[START]

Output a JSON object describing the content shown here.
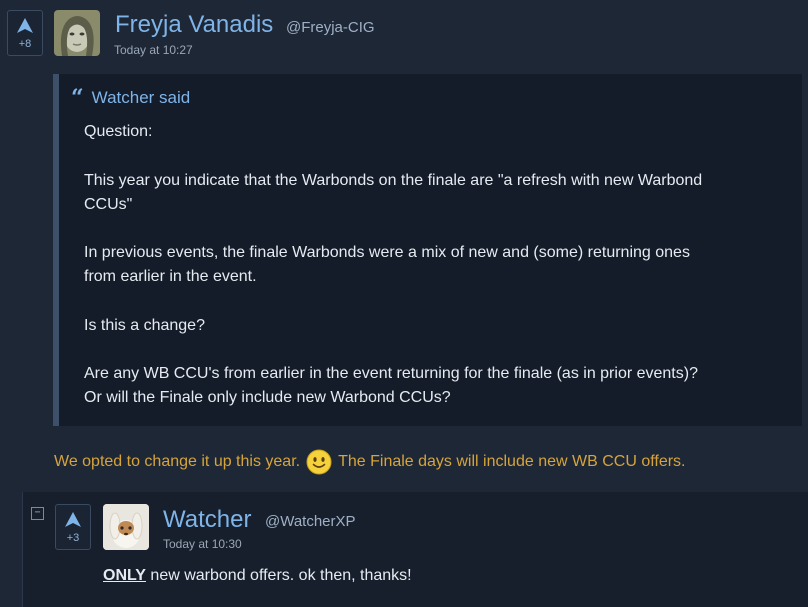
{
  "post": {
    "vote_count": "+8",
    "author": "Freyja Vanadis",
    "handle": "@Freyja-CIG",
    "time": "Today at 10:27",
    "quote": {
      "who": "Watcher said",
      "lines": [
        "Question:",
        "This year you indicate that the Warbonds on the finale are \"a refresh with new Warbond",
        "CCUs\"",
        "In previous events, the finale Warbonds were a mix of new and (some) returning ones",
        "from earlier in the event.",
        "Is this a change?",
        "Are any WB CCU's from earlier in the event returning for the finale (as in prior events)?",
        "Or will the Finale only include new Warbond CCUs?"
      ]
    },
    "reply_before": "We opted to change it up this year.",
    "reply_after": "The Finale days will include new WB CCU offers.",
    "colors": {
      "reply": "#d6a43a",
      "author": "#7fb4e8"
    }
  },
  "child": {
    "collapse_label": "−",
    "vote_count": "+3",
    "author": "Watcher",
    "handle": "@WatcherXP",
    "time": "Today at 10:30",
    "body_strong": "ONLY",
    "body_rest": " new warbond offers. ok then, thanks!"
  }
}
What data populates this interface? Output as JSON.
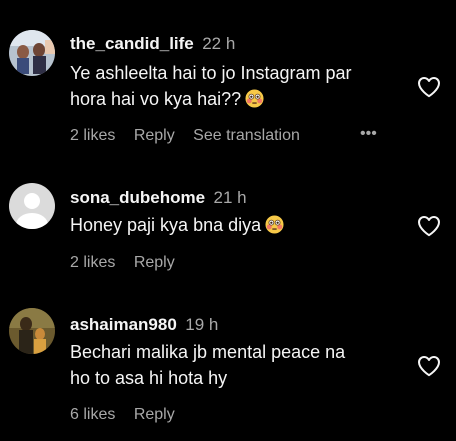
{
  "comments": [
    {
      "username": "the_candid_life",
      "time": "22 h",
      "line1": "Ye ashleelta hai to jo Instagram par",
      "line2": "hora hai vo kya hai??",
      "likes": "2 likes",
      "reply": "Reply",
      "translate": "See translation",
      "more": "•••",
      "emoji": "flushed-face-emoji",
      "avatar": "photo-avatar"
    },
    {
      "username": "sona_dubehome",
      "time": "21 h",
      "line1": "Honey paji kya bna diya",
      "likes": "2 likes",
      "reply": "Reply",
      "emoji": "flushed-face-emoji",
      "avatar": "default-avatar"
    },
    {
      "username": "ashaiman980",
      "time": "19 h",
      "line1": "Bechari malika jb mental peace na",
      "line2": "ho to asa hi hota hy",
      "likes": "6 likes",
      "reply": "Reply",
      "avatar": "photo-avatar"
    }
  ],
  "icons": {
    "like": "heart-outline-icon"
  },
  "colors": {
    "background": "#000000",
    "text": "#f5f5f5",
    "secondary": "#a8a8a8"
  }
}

[END]
[START]

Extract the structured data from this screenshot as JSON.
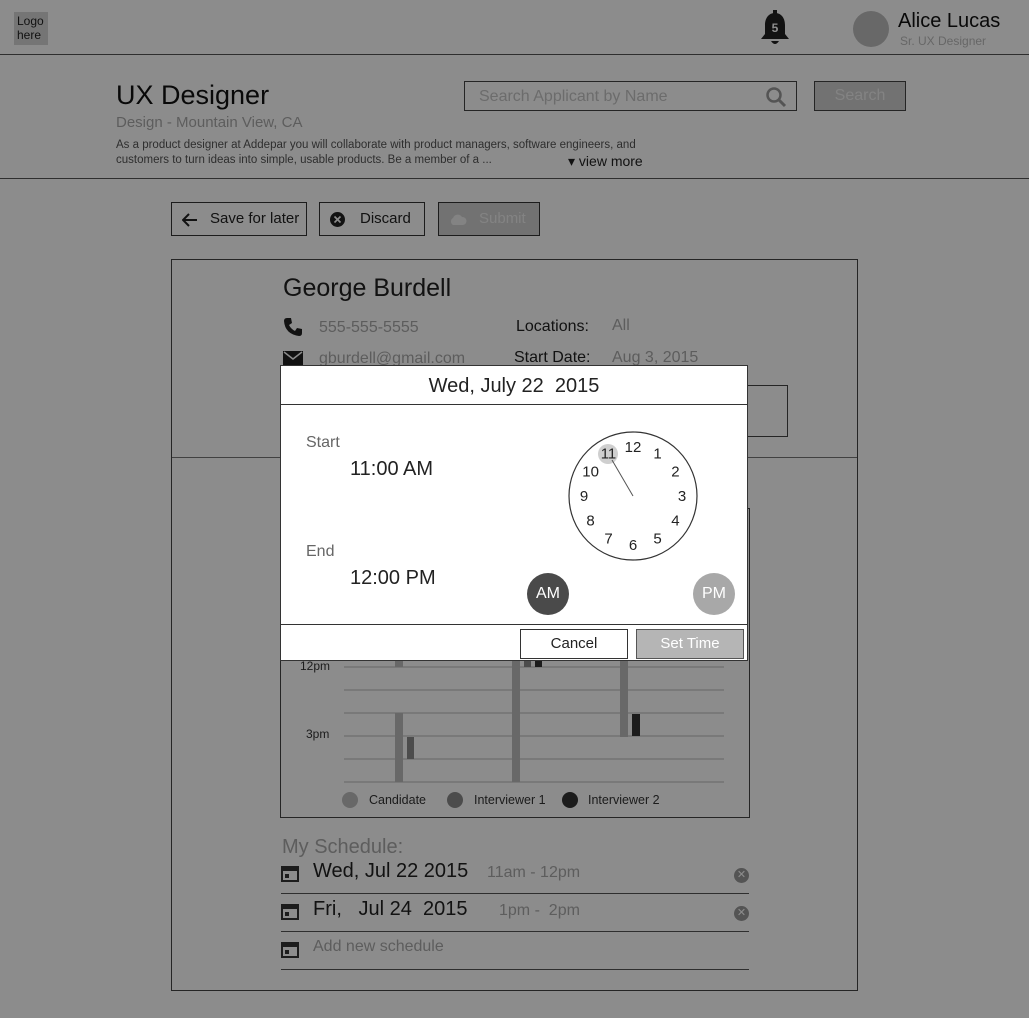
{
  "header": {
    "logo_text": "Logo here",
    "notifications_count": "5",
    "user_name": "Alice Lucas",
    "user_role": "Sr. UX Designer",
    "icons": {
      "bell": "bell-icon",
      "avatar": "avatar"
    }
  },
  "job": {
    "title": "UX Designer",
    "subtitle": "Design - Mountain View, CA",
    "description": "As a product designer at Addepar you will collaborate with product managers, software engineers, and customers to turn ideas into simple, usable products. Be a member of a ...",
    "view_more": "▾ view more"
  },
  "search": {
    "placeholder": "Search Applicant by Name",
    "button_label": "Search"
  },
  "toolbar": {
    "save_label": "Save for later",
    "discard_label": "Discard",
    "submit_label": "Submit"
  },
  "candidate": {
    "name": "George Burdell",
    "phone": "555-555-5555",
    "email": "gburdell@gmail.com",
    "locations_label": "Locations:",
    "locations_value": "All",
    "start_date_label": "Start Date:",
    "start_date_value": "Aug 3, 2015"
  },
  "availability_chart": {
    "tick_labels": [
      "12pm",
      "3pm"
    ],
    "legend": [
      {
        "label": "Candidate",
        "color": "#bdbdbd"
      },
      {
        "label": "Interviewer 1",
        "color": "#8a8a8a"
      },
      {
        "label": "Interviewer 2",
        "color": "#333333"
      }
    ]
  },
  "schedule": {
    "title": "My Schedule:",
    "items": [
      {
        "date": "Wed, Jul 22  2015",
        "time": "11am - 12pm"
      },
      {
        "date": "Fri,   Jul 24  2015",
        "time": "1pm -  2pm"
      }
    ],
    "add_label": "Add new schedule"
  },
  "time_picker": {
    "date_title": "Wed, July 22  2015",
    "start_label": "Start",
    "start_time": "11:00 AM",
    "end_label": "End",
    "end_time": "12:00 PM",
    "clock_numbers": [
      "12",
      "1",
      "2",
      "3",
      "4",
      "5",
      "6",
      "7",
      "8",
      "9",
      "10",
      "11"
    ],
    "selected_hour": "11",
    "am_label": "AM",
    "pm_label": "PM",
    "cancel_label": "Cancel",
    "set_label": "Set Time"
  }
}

[END]

_To be done_
Read through the data and copy every line where "JSON" shows up.

_Solution below_
Output a JSON object describing the content shown here.
What data populates this interface? Output as JSON.
Extract the structured data from this screenshot as JSON.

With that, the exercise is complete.